## Dataset content:

----

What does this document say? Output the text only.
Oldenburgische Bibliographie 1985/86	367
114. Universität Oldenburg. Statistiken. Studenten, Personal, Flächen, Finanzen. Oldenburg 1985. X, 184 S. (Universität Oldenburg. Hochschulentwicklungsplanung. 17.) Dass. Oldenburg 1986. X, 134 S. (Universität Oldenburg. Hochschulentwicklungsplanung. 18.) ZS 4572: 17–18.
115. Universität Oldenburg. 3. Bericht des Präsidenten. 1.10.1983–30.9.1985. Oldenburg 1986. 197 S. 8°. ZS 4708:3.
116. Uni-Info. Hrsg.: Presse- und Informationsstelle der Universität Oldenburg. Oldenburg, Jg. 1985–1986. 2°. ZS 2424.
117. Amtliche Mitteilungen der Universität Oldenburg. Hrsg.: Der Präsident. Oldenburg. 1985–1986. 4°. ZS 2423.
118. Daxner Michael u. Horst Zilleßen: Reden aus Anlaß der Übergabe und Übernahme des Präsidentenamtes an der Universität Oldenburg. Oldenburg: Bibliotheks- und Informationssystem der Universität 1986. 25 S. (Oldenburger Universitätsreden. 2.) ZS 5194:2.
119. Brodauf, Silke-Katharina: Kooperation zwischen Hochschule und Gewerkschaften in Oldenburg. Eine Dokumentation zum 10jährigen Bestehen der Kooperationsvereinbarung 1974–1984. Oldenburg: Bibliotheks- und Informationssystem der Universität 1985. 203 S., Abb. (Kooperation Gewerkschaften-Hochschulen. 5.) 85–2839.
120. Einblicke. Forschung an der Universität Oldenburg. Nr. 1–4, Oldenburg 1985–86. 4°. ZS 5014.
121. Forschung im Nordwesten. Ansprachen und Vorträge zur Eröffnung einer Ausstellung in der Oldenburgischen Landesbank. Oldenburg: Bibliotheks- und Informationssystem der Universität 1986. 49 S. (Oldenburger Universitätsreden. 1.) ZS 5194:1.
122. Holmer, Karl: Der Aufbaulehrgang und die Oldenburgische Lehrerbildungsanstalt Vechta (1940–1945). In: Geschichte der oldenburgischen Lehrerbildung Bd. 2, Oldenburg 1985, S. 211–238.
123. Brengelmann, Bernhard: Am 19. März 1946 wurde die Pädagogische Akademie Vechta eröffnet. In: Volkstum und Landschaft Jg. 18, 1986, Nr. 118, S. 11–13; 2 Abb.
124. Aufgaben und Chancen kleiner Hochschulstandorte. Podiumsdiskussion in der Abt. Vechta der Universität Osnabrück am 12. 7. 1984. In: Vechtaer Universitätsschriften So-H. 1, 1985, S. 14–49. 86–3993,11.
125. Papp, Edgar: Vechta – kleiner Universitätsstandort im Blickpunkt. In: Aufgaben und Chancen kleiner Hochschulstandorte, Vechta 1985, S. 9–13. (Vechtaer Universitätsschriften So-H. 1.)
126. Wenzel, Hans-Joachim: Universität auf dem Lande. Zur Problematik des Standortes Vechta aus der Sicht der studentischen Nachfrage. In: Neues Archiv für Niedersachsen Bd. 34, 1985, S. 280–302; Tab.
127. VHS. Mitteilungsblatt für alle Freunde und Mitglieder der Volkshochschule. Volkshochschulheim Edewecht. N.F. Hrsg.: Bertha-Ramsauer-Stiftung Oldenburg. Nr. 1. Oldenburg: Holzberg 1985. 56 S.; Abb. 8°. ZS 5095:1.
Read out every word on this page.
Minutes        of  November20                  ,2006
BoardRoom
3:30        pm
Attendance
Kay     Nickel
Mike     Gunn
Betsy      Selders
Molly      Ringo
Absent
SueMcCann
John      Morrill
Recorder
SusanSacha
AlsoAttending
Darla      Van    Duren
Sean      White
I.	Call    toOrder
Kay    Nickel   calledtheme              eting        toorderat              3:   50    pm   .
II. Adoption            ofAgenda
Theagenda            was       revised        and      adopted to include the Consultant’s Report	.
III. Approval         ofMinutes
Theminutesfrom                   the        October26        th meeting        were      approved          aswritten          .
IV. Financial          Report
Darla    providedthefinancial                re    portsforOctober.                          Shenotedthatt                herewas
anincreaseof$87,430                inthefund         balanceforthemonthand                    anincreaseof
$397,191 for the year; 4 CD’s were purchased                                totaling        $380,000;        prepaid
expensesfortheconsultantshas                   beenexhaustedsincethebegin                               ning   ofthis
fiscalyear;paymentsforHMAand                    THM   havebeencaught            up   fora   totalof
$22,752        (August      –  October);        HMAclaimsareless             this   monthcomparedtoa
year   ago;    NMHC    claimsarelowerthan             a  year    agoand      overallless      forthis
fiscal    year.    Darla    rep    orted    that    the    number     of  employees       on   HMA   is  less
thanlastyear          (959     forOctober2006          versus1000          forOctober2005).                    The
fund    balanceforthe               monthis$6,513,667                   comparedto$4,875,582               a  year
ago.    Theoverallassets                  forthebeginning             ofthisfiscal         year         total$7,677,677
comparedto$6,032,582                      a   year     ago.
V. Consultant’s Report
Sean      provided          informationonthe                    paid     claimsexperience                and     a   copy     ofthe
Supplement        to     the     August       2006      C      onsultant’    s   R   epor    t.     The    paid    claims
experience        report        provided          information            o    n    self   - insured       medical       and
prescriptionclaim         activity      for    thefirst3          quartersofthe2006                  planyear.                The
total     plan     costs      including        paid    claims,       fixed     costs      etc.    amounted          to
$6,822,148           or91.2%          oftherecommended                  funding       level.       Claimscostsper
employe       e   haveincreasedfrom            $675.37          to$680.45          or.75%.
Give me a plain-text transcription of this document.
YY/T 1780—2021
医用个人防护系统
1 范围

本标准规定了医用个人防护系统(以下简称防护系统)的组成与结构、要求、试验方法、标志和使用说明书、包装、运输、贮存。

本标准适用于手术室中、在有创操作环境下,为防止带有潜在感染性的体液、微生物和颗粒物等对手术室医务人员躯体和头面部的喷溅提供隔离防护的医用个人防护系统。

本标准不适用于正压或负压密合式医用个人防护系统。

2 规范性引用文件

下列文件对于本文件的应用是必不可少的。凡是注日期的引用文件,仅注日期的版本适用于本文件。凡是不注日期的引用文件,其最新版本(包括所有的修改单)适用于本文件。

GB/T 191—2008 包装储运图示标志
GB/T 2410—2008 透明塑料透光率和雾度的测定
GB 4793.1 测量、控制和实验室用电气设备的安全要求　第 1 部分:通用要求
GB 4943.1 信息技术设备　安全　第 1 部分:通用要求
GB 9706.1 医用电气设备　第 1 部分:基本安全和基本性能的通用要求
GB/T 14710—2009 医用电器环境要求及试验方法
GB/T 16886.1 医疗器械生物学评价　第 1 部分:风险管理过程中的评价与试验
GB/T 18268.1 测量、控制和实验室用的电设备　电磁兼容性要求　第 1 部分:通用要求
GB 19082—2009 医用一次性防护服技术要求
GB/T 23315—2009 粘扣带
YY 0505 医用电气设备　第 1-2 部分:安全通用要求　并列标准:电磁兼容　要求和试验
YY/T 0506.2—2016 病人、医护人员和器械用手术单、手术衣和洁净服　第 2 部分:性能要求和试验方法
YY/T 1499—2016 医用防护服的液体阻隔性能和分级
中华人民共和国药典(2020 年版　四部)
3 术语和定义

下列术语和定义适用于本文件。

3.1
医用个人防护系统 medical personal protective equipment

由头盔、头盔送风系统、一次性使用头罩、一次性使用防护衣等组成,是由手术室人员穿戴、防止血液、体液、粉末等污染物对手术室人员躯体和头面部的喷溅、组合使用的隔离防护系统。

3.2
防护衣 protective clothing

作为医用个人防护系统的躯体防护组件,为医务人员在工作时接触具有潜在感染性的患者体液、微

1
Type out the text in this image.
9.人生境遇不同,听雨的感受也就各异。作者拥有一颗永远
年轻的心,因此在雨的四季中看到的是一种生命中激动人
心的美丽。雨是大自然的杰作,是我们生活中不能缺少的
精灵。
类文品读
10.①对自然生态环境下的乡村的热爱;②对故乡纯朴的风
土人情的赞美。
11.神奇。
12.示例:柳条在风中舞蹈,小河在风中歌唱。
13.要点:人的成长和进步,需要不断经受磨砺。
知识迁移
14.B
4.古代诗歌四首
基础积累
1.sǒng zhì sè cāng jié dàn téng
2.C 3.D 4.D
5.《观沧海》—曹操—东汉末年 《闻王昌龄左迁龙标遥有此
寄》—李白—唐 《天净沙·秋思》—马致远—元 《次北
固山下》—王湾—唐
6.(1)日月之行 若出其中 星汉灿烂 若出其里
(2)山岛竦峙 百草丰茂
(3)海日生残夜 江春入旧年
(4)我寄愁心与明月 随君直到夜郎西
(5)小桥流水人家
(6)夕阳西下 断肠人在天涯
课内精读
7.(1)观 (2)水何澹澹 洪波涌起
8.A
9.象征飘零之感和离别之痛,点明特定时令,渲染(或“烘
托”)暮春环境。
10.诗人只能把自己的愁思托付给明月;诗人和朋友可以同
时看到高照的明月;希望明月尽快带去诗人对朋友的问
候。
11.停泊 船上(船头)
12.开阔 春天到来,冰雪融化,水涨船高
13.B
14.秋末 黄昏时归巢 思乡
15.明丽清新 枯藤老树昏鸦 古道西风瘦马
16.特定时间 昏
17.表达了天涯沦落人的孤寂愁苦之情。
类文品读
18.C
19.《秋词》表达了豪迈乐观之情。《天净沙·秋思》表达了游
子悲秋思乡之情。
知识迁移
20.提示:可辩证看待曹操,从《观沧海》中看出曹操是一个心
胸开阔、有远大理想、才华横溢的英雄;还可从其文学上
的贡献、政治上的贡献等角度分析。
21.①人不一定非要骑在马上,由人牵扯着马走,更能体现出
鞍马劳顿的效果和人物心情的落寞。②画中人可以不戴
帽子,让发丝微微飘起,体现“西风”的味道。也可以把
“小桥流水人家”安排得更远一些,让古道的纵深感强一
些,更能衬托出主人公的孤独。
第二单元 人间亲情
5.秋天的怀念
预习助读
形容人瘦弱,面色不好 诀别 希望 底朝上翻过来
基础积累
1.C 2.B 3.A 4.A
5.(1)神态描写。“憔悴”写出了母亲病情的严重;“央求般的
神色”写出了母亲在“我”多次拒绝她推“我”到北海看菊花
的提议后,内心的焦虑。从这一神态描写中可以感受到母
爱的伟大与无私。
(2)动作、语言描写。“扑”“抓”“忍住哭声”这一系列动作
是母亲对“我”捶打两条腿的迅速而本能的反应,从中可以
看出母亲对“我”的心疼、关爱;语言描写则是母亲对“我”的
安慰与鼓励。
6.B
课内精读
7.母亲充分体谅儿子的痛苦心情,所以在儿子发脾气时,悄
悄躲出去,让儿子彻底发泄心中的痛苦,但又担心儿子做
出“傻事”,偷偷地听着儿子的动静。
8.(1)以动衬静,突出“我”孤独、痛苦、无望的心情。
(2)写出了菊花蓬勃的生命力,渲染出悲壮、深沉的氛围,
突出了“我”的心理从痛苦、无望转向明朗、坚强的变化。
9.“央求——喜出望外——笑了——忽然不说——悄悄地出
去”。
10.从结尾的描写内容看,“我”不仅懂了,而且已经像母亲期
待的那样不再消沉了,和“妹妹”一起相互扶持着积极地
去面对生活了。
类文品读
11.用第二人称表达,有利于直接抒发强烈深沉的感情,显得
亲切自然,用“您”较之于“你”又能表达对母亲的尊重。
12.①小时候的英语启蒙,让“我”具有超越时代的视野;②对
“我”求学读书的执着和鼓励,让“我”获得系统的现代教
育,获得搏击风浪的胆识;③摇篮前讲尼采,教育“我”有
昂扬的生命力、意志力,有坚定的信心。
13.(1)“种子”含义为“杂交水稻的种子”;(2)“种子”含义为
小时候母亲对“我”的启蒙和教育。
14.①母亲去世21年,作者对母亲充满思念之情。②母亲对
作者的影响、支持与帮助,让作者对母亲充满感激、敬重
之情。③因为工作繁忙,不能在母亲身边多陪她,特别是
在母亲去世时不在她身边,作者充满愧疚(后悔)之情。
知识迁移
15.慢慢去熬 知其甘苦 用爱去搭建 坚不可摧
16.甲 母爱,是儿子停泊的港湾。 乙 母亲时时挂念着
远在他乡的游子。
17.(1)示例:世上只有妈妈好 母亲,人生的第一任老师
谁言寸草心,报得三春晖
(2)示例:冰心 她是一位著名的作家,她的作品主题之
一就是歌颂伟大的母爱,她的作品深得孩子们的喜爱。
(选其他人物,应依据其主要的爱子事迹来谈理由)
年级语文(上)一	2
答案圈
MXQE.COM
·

----

## What to produce:
Search the data above for the word "Hrsg", then gather each line in which it appears.

## Correct result:
116. Uni-Info. Hrsg.: Presse- und Informationsstelle der Universität Oldenburg. Oldenburg, Jg. 1985–1986. 2°. ZS 2424.
117. Amtliche Mitteilungen der Universität Oldenburg. Hrsg.: Der Präsident. Oldenburg. 1985–1986. 4°. ZS 2423.
127. VHS. Mitteilungsblatt für alle Freunde und Mitglieder der Volkshochschule. Volkshochschulheim Edewecht. N.F. Hrsg.: Bertha-Ramsauer-Stiftung Oldenburg. Nr. 1. Oldenburg: Holzberg 1985. 56 S.; Abb. 8°. ZS 5095:1.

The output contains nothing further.